### Records for processing
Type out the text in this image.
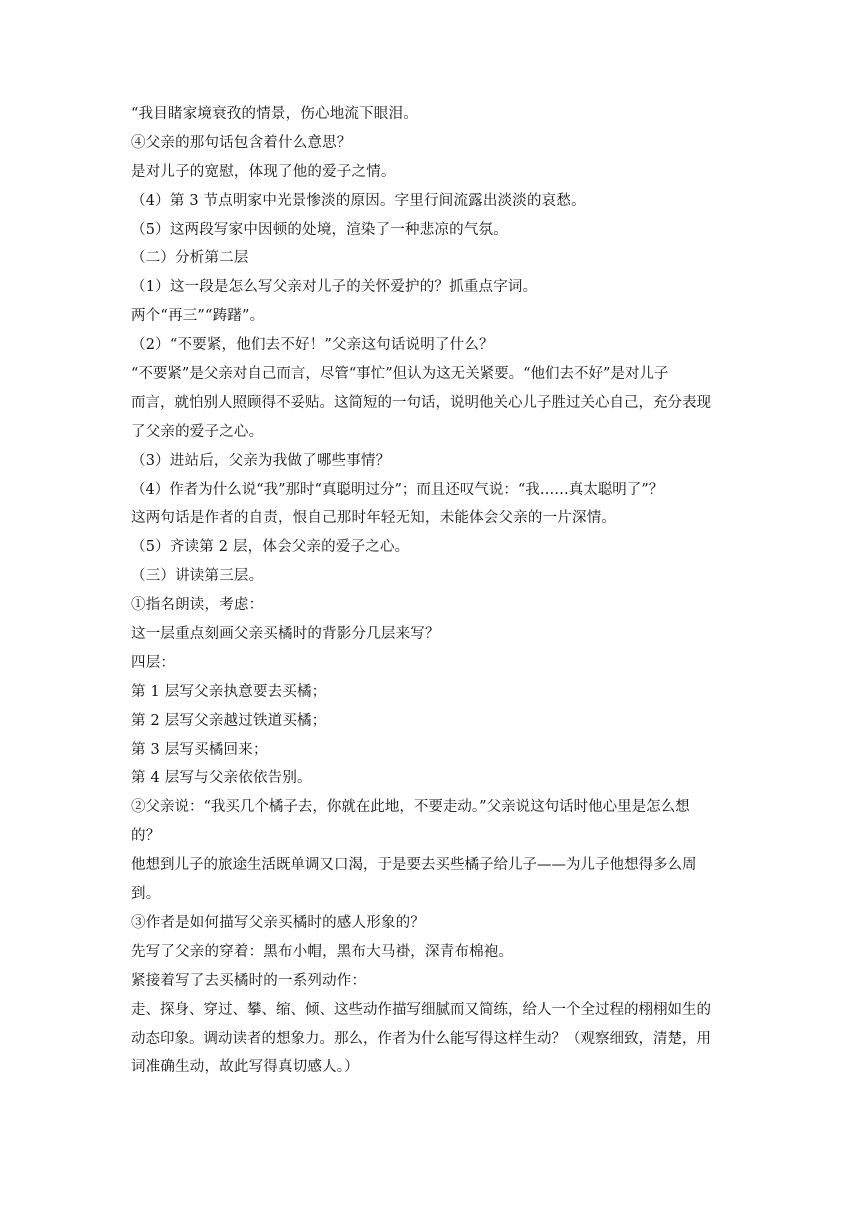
“我目睹家境衰孜的情景，伤心地流下眼泪。
④父亲的那句话包含着什么意思？
是对儿子的宽慰，体现了他的爱子之情。
（4）第 3 节点明家中光景惨淡的原因。字里行间流露出淡淡的哀愁。
（5）这两段写家中因顿的处境，渲染了一种悲凉的气氛。
（二）分析第二层
（1）这一段是怎么写父亲对儿子的关怀爱护的？抓重点字词。
两个“再三”“踌躇”。
（2）“不要紧，他们去不好！”父亲这句话说明了什么？
“不要紧”是父亲对自己而言，尽管“事忙”但认为这无关紧要。“他们去不好”是对儿子
而言，就怕别人照顾得不妥贴。这简短的一句话，说明他关心儿子胜过关心自己，充分表现
了父亲的爱子之心。
（3）进站后，父亲为我做了哪些事情？
（4）作者为什么说“我”那时“真聪明过分”；而且还叹气说：“我……真太聪明了”？
这两句话是作者的自责，恨自己那时年轻无知，未能体会父亲的一片深情。
（5）齐读第 2 层，体会父亲的爱子之心。
（三）讲读第三层。
①指名朗读，考虑：
这一层重点刻画父亲买橘时的背影分几层来写？
四层：
第 1 层写父亲执意要去买橘；
第 2 层写父亲越过铁道买橘；
第 3 层写买橘回来；
第 4 层写与父亲依依告别。
②父亲说：“我买几个橘子去，你就在此地，不要走动。”父亲说这句话时他心里是怎么想
的？
他想到儿子的旅途生活既单调又口渴，于是要去买些橘子给儿子——为儿子他想得多么周
到。
③作者是如何描写父亲买橘时的感人形象的？
先写了父亲的穿着：黑布小帽，黑布大马褂，深青布棉袍。
紧接着写了去买橘时的一系列动作：
走、探身、穿过、攀、缩、倾、这些动作描写细腻而又简练，给人一个全过程的栩栩如生的
动态印象。调动读者的想象力。那么，作者为什么能写得这样生动？（观察细致，清楚，用
词准确生动，故此写得真切感人。）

### Directions for this task
Please set down each line of the data above exactly as written, without the pictures.

### Result of the exercise
Type out the text in this image.
“我目睹家境衰孜的情景，伤心地流下眼泪。
④父亲的那句话包含着什么意思？
是对儿子的宽慰，体现了他的爱子之情。
（4）第 3 节点明家中光景惨淡的原因。字里行间流露出淡淡的哀愁。
（5）这两段写家中因顿的处境，渲染了一种悲凉的气氛。
（二）分析第二层
（1）这一段是怎么写父亲对儿子的关怀爱护的？抓重点字词。
两个“再三”“踌躇”。
（2）“不要紧，他们去不好！”父亲这句话说明了什么？
“不要紧”是父亲对自己而言，尽管“事忙”但认为这无关紧要。“他们去不好”是对儿子
而言，就怕别人照顾得不妥贴。这简短的一句话，说明他关心儿子胜过关心自己，充分表现
了父亲的爱子之心。
（3）进站后，父亲为我做了哪些事情？
（4）作者为什么说“我”那时“真聪明过分”；而且还叹气说：“我……真太聪明了”？
这两句话是作者的自责，恨自己那时年轻无知，未能体会父亲的一片深情。
（5）齐读第 2 层，体会父亲的爱子之心。
（三）讲读第三层。
①指名朗读，考虑：
这一层重点刻画父亲买橘时的背影分几层来写？
四层：
第 1 层写父亲执意要去买橘；
第 2 层写父亲越过铁道买橘；
第 3 层写买橘回来；
第 4 层写与父亲依依告别。
②父亲说：“我买几个橘子去，你就在此地，不要走动。”父亲说这句话时他心里是怎么想
的？
他想到儿子的旅途生活既单调又口渴，于是要去买些橘子给儿子——为儿子他想得多么周
到。
③作者是如何描写父亲买橘时的感人形象的？
先写了父亲的穿着：黑布小帽，黑布大马褂，深青布棉袍。
紧接着写了去买橘时的一系列动作：
走、探身、穿过、攀、缩、倾、这些动作描写细腻而又简练，给人一个全过程的栩栩如生的
动态印象。调动读者的想象力。那么，作者为什么能写得这样生动？（观察细致，清楚，用
词准确生动，故此写得真切感人。）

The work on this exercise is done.